§ **INSTRUCTIONS FOR THE TASK**: Count the lines in the records below that contain the word "xlabel", and reply with only that number.

>>

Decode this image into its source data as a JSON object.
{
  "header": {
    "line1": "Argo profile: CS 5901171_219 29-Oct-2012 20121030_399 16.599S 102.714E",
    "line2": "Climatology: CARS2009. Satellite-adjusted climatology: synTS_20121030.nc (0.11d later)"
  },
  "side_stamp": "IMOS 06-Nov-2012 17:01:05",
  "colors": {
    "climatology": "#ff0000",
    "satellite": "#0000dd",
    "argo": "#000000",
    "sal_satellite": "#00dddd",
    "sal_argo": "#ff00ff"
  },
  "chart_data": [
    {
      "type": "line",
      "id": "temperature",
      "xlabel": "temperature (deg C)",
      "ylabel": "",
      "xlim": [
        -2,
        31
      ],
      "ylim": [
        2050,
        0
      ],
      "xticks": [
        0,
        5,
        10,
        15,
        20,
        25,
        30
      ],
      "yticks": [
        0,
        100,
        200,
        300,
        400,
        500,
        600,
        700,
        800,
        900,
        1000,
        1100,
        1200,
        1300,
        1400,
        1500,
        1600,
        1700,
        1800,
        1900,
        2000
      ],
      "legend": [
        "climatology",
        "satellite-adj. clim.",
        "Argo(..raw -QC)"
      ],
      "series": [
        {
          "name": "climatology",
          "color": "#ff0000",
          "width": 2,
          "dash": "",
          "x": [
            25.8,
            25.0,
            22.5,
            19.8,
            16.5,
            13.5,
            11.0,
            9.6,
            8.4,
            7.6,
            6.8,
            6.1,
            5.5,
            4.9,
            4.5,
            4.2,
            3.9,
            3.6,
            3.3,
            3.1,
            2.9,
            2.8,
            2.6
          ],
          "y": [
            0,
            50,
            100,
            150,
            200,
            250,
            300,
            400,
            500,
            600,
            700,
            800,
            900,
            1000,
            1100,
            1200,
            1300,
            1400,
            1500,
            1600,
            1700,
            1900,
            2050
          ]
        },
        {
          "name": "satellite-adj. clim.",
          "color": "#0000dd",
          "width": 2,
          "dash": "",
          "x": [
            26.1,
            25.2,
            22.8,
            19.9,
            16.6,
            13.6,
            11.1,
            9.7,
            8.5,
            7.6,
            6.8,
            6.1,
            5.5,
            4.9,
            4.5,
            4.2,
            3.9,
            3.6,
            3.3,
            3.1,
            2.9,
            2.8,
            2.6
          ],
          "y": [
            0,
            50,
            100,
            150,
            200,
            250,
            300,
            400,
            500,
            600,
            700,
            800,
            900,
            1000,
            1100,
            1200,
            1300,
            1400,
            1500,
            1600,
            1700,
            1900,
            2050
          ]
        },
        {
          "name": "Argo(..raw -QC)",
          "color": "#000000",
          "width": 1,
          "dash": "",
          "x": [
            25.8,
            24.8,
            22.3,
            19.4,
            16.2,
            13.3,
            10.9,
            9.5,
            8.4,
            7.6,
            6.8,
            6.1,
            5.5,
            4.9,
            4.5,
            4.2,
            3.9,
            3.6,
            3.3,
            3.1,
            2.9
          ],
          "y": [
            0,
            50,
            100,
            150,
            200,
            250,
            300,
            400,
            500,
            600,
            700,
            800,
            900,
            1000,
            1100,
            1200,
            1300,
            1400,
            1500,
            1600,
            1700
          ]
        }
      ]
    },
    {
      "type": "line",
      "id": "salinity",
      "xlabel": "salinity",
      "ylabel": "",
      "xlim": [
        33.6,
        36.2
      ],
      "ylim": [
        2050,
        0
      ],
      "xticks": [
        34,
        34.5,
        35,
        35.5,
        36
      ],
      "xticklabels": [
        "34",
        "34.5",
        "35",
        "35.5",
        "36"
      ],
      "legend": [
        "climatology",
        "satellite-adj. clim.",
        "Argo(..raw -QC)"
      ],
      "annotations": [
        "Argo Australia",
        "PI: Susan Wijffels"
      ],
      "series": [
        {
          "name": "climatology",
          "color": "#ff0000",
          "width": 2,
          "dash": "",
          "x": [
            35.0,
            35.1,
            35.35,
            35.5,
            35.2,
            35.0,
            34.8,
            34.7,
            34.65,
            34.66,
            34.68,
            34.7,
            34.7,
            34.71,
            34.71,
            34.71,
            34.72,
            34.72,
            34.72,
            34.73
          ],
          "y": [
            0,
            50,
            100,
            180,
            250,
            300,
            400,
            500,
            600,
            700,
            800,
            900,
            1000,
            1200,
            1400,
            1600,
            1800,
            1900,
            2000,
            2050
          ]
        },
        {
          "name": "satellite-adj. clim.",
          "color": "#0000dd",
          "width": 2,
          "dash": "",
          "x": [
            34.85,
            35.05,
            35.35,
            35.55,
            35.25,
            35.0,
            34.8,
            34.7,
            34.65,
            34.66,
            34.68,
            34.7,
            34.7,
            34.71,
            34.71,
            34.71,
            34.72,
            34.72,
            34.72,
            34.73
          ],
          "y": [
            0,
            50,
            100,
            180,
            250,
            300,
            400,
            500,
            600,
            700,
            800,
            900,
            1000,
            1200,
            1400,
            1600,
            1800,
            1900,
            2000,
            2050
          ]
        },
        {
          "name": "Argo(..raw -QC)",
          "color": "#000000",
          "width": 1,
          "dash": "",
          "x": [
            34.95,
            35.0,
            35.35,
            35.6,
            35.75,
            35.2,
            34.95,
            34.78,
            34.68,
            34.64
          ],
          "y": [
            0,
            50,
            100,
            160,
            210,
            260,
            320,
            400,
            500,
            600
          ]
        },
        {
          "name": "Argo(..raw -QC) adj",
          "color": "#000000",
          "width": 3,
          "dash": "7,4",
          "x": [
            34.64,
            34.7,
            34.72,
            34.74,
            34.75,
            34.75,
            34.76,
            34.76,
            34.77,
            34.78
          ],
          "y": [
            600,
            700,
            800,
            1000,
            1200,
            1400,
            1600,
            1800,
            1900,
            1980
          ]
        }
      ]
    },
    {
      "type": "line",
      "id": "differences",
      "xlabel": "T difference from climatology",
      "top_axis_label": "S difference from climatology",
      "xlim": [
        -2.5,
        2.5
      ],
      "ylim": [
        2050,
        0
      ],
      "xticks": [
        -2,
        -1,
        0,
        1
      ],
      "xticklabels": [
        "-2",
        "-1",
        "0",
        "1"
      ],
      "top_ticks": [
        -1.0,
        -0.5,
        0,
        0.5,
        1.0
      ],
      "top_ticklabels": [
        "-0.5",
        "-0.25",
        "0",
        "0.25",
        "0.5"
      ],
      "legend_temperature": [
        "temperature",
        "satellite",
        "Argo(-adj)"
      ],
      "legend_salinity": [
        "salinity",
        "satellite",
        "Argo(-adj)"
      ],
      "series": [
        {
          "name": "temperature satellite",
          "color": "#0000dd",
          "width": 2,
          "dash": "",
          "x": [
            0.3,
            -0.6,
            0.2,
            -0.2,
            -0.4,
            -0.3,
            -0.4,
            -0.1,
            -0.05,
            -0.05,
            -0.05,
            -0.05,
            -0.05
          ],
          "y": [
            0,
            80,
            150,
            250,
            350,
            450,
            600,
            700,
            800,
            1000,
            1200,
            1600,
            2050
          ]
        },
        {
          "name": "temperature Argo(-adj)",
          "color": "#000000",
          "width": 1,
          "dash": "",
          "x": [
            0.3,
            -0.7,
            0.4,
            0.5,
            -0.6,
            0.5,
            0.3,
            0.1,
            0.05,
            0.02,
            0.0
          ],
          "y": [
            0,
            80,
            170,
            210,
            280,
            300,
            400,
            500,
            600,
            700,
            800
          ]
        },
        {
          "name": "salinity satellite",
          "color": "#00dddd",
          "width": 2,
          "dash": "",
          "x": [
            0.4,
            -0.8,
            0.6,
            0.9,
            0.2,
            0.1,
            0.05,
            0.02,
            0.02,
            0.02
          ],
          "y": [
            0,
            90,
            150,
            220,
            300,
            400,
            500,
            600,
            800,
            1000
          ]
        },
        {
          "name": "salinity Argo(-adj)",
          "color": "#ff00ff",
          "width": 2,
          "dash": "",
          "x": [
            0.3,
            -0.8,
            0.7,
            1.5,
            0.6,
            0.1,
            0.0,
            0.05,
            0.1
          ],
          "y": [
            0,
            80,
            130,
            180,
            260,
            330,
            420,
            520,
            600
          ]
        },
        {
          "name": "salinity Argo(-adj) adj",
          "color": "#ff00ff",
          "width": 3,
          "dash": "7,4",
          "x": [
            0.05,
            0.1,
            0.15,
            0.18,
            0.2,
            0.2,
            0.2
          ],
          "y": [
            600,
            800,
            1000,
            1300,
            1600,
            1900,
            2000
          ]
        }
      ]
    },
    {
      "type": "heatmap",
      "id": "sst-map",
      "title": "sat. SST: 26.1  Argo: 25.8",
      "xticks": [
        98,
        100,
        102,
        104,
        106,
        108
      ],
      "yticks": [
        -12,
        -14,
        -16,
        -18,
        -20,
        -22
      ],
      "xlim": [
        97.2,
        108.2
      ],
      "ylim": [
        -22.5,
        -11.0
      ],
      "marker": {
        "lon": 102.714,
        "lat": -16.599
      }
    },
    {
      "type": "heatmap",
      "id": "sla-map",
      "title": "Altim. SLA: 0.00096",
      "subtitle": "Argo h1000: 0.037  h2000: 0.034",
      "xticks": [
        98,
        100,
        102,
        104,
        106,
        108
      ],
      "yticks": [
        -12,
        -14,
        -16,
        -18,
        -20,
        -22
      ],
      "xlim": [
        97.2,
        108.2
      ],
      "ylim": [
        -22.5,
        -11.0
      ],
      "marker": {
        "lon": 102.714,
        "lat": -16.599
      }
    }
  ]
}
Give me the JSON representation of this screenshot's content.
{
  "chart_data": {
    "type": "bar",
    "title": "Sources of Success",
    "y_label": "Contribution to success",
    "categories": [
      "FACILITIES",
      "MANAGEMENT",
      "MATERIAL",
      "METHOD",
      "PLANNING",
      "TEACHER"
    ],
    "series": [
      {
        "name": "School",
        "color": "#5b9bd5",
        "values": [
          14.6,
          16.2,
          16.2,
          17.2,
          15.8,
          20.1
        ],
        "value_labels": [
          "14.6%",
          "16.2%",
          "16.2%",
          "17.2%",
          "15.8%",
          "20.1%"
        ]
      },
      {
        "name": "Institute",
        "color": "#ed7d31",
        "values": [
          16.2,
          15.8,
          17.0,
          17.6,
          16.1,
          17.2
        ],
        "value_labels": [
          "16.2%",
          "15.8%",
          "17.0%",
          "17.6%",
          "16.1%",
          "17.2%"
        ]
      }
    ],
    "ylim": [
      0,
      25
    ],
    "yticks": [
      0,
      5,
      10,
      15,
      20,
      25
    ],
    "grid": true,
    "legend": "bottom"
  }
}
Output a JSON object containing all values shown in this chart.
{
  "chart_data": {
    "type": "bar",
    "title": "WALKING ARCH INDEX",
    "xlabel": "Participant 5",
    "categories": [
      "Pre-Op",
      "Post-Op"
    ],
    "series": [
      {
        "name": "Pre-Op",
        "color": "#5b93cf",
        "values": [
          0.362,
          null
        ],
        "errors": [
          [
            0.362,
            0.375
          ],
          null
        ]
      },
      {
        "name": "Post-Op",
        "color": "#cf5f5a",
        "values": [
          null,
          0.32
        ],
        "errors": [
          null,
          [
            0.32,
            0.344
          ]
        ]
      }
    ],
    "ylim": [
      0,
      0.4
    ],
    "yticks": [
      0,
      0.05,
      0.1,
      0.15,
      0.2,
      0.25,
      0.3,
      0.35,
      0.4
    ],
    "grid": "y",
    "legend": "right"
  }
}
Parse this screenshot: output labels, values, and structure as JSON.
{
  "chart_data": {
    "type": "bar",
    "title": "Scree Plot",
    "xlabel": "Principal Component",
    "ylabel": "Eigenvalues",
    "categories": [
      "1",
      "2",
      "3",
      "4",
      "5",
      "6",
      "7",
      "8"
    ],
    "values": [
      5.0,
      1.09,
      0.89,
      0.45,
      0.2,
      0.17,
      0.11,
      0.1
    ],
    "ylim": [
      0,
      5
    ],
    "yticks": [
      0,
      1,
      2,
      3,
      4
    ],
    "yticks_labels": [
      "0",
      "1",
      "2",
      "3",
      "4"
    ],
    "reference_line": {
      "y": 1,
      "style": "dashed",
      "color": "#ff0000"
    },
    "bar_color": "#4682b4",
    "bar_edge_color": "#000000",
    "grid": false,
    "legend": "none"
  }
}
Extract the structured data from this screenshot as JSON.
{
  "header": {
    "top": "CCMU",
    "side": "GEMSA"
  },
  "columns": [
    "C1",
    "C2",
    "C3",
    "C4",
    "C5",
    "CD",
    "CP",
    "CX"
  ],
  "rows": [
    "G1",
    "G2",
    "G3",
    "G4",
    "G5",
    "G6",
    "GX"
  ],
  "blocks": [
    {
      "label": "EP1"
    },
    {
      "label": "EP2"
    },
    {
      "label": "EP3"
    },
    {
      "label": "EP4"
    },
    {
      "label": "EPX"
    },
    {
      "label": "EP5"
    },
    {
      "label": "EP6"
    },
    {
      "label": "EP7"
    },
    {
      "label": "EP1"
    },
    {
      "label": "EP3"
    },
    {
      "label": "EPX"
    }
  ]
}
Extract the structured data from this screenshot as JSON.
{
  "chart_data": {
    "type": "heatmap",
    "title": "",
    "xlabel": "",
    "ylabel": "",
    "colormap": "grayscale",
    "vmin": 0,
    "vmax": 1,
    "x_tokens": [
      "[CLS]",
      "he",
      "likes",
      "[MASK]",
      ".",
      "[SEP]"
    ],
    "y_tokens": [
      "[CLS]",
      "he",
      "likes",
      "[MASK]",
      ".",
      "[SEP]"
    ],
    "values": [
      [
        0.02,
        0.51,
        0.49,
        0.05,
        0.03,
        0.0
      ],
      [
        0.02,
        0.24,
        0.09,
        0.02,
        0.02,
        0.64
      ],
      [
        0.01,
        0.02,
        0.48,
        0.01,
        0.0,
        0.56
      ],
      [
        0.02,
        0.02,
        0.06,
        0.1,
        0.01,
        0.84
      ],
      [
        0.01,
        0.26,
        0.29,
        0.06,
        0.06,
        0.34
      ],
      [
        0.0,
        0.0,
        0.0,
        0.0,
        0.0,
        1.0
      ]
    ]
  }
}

<<

§ **PROBLEM SOLUTION**: 6